■ Given task:
Determine the count of lines holding the string "Financeiros". Return only the number.

■ Provided records:
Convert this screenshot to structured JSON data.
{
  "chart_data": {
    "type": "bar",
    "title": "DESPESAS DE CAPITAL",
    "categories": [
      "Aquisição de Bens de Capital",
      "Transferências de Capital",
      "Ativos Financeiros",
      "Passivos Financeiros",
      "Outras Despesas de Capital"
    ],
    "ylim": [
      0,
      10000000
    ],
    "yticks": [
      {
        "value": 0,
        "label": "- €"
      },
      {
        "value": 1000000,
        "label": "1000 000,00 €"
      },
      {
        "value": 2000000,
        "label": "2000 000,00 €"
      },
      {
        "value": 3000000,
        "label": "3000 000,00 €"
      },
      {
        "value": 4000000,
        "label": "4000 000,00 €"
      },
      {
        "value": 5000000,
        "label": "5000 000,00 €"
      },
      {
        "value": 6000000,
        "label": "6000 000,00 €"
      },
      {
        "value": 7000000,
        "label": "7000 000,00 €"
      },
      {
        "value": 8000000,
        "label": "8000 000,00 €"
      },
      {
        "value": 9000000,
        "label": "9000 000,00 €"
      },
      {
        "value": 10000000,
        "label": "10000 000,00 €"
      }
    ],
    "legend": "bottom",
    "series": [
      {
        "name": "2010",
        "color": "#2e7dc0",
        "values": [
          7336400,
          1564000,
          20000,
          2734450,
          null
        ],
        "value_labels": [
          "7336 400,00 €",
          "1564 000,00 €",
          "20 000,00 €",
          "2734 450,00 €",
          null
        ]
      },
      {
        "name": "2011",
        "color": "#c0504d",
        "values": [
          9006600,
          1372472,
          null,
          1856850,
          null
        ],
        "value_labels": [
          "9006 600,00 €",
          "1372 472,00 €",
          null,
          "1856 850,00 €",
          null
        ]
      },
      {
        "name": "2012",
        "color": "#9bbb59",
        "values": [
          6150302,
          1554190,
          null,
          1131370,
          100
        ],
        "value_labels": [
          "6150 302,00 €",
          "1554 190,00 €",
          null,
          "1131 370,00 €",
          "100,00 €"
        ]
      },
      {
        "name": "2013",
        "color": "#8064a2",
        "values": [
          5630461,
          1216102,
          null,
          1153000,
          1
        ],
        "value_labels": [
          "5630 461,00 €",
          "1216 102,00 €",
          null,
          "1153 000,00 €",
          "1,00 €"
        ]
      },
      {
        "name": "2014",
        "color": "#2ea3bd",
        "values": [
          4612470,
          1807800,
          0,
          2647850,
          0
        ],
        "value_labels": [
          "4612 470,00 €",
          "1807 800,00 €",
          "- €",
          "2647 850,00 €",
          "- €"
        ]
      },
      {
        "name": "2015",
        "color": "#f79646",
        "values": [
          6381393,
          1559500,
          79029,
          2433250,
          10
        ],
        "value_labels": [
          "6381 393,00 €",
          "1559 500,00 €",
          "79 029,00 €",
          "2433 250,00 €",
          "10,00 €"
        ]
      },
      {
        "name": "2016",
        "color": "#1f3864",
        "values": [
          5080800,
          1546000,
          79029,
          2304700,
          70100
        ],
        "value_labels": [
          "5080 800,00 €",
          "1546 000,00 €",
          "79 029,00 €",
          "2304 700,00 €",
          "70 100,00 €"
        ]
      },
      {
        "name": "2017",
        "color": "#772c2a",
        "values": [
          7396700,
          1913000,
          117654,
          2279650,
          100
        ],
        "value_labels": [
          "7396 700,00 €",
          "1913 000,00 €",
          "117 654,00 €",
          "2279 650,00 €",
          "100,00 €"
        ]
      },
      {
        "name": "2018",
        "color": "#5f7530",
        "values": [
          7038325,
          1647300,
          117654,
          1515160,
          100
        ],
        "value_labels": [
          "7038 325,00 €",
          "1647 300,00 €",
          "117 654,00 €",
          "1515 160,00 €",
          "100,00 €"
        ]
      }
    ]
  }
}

■ The answer:
2